### Task details
Write out the whole of the material exactly.

[Stored data entries]
## BEGIN
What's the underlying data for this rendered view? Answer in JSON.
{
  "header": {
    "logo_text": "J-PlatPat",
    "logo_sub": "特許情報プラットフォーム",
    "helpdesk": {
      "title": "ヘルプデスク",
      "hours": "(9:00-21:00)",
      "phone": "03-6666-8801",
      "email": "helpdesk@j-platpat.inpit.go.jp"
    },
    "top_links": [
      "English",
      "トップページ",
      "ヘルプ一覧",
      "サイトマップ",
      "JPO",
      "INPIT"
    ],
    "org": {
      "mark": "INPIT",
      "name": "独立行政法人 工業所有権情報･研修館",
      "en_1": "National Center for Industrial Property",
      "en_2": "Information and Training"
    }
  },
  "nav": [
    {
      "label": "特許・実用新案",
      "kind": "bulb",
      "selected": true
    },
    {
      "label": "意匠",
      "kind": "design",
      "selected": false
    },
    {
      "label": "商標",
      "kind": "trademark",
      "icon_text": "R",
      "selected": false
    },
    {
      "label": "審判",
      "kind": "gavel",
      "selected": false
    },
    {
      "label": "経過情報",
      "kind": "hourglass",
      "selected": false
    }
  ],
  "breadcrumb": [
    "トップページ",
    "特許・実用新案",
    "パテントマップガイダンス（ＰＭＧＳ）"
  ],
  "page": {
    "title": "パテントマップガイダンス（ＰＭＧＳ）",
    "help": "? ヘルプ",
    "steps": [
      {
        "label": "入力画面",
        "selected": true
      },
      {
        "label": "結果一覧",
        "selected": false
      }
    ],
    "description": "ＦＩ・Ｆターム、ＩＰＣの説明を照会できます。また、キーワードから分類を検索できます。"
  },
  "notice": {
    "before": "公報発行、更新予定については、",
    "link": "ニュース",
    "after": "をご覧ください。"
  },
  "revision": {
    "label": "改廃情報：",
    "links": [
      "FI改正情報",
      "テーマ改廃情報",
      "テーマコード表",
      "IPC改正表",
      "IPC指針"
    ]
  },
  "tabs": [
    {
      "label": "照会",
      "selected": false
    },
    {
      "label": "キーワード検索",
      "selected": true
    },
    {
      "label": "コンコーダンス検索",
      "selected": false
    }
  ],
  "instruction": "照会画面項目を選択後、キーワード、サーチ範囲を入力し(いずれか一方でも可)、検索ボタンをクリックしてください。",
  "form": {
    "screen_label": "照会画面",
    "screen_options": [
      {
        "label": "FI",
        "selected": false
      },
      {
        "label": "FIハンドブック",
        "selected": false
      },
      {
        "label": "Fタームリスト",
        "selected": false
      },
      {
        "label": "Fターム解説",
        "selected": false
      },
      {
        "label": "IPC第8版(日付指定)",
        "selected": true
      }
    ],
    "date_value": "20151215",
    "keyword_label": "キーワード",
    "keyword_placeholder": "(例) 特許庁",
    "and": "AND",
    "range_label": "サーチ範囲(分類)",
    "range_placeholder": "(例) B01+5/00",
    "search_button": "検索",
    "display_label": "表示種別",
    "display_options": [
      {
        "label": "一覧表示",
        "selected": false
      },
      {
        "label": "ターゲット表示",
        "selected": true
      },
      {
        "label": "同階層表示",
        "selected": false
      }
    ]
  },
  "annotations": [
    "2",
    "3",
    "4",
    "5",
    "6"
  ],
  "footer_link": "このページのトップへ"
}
## END
### Exercise output
What's the underlying data for this rendered view? Answer in JSON.
{
  "header": {
    "logo_text": "J-PlatPat",
    "logo_sub": "特許情報プラットフォーム",
    "helpdesk": {
      "title": "ヘルプデスク",
      "hours": "(9:00-21:00)",
      "phone": "03-6666-8801",
      "email": "helpdesk@j-platpat.inpit.go.jp"
    },
    "top_links": [
      "English",
      "トップページ",
      "ヘルプ一覧",
      "サイトマップ",
      "JPO",
      "INPIT"
    ],
    "org": {
      "mark": "INPIT",
      "name": "独立行政法人 工業所有権情報･研修館",
      "en_1": "National Center for Industrial Property",
      "en_2": "Information and Training"
    }
  },
  "nav": [
    {
      "label": "特許・実用新案",
      "kind": "bulb",
      "selected": true
    },
    {
      "label": "意匠",
      "kind": "design",
      "selected": false
    },
    {
      "label": "商標",
      "kind": "trademark",
      "icon_text": "R",
      "selected": false
    },
    {
      "label": "審判",
      "kind": "gavel",
      "selected": false
    },
    {
      "label": "経過情報",
      "kind": "hourglass",
      "selected": false
    }
  ],
  "breadcrumb": [
    "トップページ",
    "特許・実用新案",
    "パテントマップガイダンス（ＰＭＧＳ）"
  ],
  "page": {
    "title": "パテントマップガイダンス（ＰＭＧＳ）",
    "help": "? ヘルプ",
    "steps": [
      {
        "label": "入力画面",
        "selected": true
      },
      {
        "label": "結果一覧",
        "selected": false
      }
    ],
    "description": "ＦＩ・Ｆターム、ＩＰＣの説明を照会できます。また、キーワードから分類を検索できます。"
  },
  "notice": {
    "before": "公報発行、更新予定については、",
    "link": "ニュース",
    "after": "をご覧ください。"
  },
  "revision": {
    "label": "改廃情報：",
    "links": [
      "FI改正情報",
      "テーマ改廃情報",
      "テーマコード表",
      "IPC改正表",
      "IPC指針"
    ]
  },
  "tabs": [
    {
      "label": "照会",
      "selected": false
    },
    {
      "label": "キーワード検索",
      "selected": true
    },
    {
      "label": "コンコーダンス検索",
      "selected": false
    }
  ],
  "instruction": "照会画面項目を選択後、キーワード、サーチ範囲を入力し(いずれか一方でも可)、検索ボタンをクリックしてください。",
  "form": {
    "screen_label": "照会画面",
    "screen_options": [
      {
        "label": "FI",
        "selected": false
      },
      {
        "label": "FIハンドブック",
        "selected": false
      },
      {
        "label": "Fタームリスト",
        "selected": false
      },
      {
        "label": "Fターム解説",
        "selected": false
      },
      {
        "label": "IPC第8版(日付指定)",
        "selected": true
      }
    ],
    "date_value": "20151215",
    "keyword_label": "キーワード",
    "keyword_placeholder": "(例) 特許庁",
    "and": "AND",
    "range_label": "サーチ範囲(分類)",
    "range_placeholder": "(例) B01+5/00",
    "search_button": "検索",
    "display_label": "表示種別",
    "display_options": [
      {
        "label": "一覧表示",
        "selected": false
      },
      {
        "label": "ターゲット表示",
        "selected": true
      },
      {
        "label": "同階層表示",
        "selected": false
      }
    ]
  },
  "annotations": [
    "2",
    "3",
    "4",
    "5",
    "6"
  ],
  "footer_link": "このページのトップへ"
}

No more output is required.